What you should do
Give the listing again character for character, but drop the images.

┄┄┄┄┄┄

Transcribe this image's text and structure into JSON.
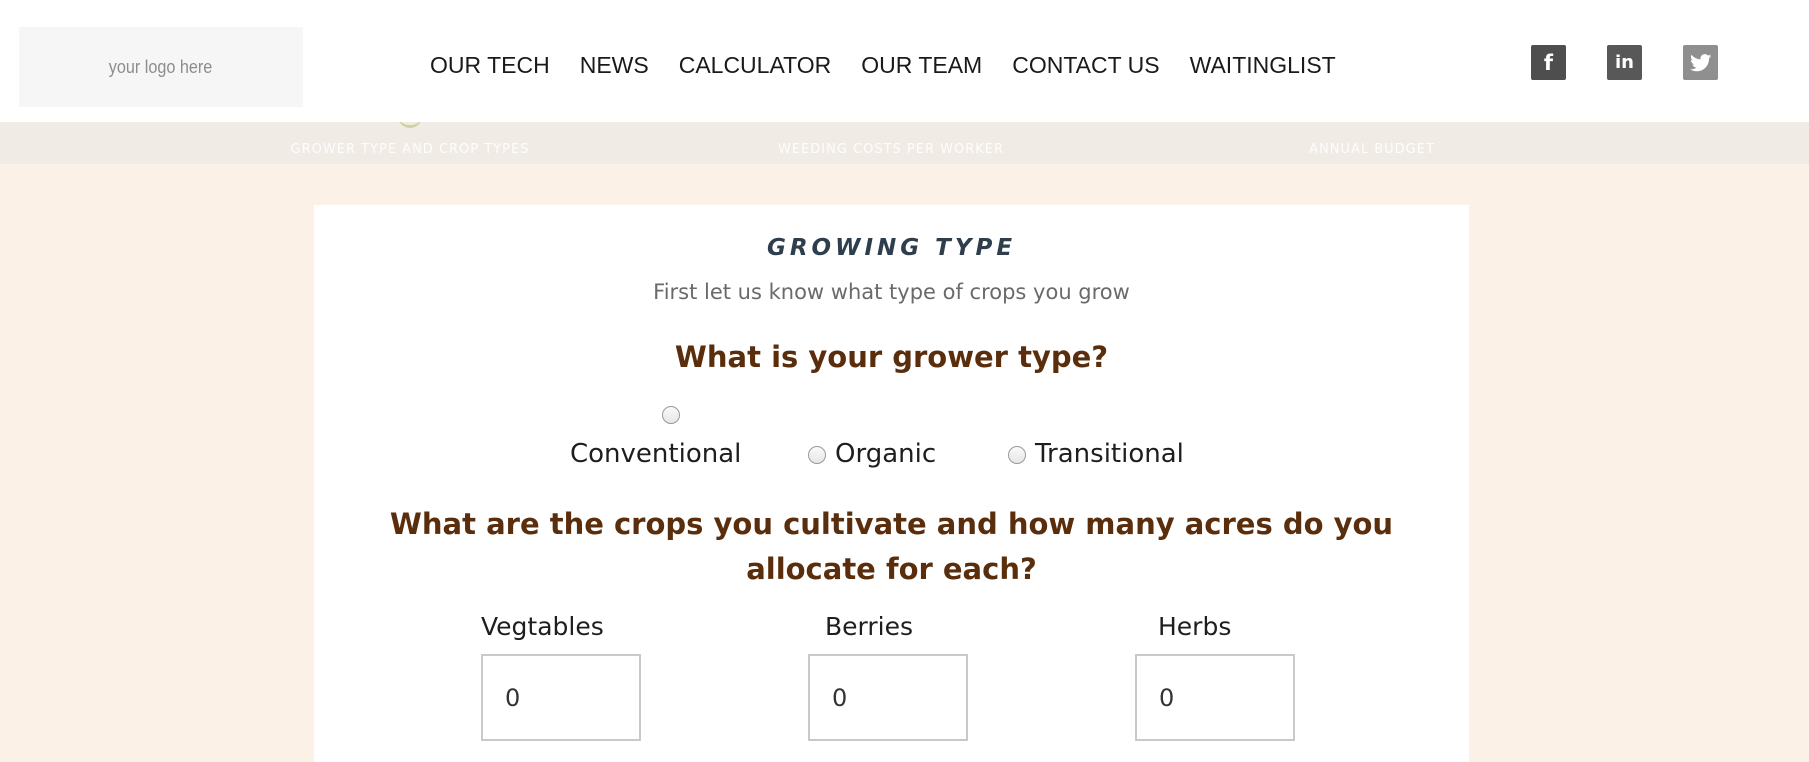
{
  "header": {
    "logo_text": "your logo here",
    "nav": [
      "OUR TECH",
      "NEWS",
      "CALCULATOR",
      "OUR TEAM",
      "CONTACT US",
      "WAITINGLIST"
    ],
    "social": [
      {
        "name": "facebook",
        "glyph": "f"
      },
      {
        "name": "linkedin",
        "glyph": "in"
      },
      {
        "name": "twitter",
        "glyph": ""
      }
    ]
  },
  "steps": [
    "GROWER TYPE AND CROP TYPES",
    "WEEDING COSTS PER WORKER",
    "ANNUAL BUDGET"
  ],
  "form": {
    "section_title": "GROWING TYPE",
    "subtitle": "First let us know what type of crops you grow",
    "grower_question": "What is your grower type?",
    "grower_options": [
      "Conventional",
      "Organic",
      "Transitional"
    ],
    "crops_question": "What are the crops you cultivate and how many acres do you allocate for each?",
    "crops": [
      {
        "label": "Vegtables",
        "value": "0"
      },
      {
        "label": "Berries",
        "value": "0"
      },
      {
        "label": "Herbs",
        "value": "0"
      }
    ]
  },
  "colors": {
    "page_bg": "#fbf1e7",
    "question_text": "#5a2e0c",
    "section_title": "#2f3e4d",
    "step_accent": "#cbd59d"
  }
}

┄┄┄┄┄┄

Task output
Transcribe this image's text and structure into JSON.
{
  "header": {
    "logo_text": "your logo here",
    "nav": [
      "OUR TECH",
      "NEWS",
      "CALCULATOR",
      "OUR TEAM",
      "CONTACT US",
      "WAITINGLIST"
    ],
    "social": [
      {
        "name": "facebook",
        "glyph": "f"
      },
      {
        "name": "linkedin",
        "glyph": "in"
      },
      {
        "name": "twitter",
        "glyph": ""
      }
    ]
  },
  "steps": [
    "GROWER TYPE AND CROP TYPES",
    "WEEDING COSTS PER WORKER",
    "ANNUAL BUDGET"
  ],
  "form": {
    "section_title": "GROWING TYPE",
    "subtitle": "First let us know what type of crops you grow",
    "grower_question": "What is your grower type?",
    "grower_options": [
      "Conventional",
      "Organic",
      "Transitional"
    ],
    "crops_question": "What are the crops you cultivate and how many acres do you allocate for each?",
    "crops": [
      {
        "label": "Vegtables",
        "value": "0"
      },
      {
        "label": "Berries",
        "value": "0"
      },
      {
        "label": "Herbs",
        "value": "0"
      }
    ]
  },
  "colors": {
    "page_bg": "#fbf1e7",
    "question_text": "#5a2e0c",
    "section_title": "#2f3e4d",
    "step_accent": "#cbd59d"
  }
}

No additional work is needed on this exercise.